◆ Provided records:

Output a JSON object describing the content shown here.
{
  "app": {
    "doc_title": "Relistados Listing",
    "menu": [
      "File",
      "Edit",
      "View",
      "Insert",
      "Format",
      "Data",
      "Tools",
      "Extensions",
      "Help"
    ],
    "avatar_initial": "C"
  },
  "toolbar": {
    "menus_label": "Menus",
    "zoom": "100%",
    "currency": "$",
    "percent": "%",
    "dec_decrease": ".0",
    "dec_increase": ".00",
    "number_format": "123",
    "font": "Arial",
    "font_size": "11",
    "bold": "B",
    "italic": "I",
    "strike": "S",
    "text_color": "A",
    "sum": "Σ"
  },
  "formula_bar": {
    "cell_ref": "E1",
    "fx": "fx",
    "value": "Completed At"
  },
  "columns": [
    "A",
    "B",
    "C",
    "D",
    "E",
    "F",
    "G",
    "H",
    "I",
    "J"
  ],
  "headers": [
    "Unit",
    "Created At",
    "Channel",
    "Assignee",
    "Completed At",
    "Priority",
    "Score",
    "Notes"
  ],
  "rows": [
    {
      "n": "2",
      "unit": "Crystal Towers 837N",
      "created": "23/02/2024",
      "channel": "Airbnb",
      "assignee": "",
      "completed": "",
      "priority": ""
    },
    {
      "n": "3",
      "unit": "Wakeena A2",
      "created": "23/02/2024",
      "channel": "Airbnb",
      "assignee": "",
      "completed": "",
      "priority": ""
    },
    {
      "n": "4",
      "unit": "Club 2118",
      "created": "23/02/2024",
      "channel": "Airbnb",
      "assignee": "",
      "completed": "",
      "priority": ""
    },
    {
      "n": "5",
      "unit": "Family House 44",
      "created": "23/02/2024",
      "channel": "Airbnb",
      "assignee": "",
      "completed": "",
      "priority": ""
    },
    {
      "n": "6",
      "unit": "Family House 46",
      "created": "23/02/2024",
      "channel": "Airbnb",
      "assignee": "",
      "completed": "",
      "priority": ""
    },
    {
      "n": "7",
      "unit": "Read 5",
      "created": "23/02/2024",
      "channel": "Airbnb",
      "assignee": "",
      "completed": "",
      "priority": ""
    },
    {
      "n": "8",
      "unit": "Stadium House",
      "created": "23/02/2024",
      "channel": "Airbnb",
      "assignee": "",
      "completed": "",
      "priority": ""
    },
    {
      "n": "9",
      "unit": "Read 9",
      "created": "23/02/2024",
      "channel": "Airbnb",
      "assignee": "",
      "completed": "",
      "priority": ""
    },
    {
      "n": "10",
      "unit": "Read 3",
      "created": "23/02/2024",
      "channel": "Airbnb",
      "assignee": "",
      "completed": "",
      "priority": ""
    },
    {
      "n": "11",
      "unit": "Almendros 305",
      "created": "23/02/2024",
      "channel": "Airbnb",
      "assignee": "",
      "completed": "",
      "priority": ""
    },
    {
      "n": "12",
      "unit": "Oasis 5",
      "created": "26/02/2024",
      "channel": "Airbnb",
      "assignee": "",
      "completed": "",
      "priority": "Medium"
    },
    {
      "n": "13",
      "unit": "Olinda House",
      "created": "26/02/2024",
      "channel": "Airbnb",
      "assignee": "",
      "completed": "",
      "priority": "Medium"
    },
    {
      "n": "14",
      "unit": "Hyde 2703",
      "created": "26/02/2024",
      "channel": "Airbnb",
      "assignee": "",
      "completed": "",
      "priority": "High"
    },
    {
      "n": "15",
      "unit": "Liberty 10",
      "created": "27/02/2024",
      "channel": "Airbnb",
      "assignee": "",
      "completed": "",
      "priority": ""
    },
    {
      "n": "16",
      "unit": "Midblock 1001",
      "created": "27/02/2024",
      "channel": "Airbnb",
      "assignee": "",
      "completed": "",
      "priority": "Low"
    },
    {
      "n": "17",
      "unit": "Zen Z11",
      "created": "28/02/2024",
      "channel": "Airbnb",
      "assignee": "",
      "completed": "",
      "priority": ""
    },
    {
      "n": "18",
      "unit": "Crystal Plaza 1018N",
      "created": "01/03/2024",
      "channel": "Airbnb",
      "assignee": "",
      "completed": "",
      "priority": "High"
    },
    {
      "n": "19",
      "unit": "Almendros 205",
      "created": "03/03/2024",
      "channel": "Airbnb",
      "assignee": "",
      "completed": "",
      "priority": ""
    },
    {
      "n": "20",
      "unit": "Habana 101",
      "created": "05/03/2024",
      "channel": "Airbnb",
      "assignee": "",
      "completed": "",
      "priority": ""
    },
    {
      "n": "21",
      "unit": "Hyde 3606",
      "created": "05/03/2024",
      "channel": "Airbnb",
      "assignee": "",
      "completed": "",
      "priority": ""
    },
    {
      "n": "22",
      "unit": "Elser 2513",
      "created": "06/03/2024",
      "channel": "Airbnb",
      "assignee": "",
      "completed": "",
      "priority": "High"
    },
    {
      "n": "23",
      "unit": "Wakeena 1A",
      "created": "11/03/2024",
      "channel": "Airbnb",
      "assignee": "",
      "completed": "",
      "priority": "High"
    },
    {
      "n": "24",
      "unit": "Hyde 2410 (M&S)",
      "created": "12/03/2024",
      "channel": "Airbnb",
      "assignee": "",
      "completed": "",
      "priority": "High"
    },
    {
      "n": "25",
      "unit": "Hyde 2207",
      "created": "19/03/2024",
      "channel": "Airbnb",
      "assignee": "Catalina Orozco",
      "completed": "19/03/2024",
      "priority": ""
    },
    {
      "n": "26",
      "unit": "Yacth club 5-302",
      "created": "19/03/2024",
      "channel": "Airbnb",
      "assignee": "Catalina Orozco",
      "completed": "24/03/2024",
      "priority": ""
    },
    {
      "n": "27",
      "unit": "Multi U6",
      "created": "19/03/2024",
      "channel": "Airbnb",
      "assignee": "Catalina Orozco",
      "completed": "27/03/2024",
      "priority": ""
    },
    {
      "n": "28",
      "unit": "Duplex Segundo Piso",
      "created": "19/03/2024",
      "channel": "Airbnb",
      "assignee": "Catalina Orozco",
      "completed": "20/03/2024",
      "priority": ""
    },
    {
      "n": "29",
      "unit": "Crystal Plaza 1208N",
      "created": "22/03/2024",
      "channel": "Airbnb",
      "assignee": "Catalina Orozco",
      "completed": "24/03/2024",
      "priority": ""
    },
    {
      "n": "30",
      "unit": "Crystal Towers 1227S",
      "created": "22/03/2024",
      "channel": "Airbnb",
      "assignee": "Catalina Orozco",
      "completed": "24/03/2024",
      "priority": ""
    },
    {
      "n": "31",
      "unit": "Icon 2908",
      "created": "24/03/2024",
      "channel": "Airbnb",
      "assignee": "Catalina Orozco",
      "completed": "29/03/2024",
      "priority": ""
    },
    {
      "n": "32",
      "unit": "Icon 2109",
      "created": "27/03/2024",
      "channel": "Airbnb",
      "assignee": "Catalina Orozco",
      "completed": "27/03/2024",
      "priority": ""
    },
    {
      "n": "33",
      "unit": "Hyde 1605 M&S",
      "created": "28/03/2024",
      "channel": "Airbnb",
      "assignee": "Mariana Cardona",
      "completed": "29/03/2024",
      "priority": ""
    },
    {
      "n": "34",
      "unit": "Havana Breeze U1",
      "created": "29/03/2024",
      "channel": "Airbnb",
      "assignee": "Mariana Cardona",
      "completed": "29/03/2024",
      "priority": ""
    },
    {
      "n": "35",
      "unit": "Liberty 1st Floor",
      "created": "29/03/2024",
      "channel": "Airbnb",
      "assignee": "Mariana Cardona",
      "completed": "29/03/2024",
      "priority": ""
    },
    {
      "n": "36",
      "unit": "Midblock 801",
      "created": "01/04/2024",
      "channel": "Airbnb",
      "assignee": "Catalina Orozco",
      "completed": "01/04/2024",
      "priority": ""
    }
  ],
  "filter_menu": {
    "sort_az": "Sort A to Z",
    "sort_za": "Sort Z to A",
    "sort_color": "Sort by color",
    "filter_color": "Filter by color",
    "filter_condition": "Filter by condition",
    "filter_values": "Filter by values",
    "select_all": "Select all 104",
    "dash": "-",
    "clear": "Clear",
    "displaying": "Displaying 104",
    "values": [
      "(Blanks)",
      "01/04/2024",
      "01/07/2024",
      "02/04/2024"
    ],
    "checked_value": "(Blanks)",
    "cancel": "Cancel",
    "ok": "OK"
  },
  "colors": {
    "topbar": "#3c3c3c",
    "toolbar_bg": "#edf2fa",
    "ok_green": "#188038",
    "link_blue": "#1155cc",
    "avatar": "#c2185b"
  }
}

◆ Work to complete:
Scan the lines for the string "Sort". Copy out each line that matches.

◆ The completed task:
    "sort_az": "Sort A to Z",
    "sort_za": "Sort Z to A",
    "sort_color": "Sort by color",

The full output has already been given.